# Task prompt
Pick out every line that holds the string "FDAX" and copy it.
— BEGIN Data for the task —
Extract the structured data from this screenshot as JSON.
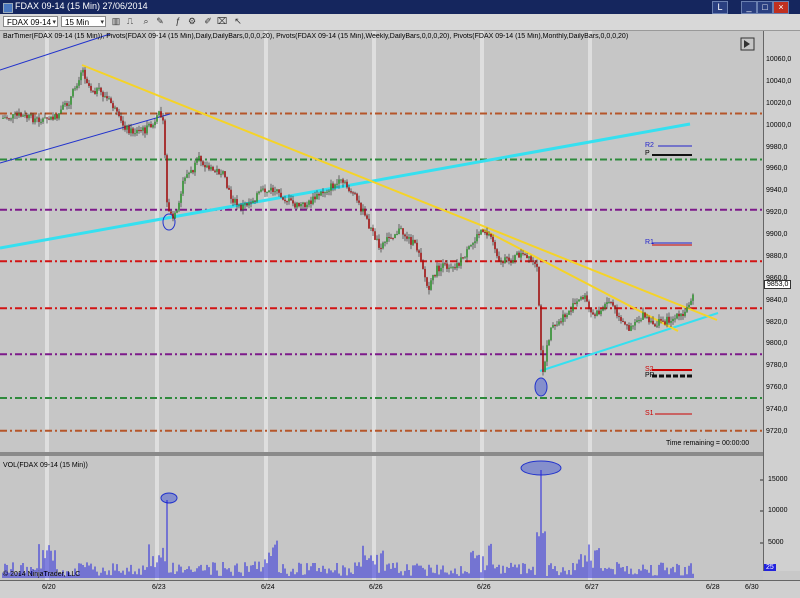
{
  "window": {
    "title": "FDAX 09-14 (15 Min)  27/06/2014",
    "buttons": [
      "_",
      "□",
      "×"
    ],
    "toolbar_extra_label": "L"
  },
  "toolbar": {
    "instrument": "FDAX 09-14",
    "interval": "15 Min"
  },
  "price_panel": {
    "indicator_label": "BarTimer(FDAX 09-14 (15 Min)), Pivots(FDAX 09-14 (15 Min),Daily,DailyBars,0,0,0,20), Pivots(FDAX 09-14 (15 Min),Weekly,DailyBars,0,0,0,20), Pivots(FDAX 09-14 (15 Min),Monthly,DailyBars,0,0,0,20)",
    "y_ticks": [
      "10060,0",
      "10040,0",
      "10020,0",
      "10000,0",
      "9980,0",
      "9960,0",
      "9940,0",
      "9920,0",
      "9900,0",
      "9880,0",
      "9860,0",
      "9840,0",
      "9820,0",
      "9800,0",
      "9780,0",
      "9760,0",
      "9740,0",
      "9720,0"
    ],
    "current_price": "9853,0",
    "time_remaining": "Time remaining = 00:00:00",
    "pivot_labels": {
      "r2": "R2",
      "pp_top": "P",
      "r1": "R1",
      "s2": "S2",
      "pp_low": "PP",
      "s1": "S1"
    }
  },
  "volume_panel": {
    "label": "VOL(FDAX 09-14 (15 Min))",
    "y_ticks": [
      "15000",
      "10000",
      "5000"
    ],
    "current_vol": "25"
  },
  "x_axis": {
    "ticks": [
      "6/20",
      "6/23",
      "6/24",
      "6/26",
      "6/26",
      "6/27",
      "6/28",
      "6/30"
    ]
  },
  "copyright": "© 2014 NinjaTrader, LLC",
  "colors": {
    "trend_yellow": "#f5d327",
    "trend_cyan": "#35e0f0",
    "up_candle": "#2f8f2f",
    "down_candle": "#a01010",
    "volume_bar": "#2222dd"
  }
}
— END Data for the task —
# Reply to the exercise
    "title": "FDAX 09-14 (15 Min)  27/06/2014",
    "instrument": "FDAX 09-14",
    "indicator_label": "BarTimer(FDAX 09-14 (15 Min)), Pivots(FDAX 09-14 (15 Min),Daily,DailyBars,0,0,0,20), Pivots(FDAX 09-14 (15 Min),Weekly,DailyBars,0,0,0,20), Pivots(FDAX 09-14 (15 Min),Monthly,DailyBars,0,0,0,20)",
    "label": "VOL(FDAX 09-14 (15 Min))",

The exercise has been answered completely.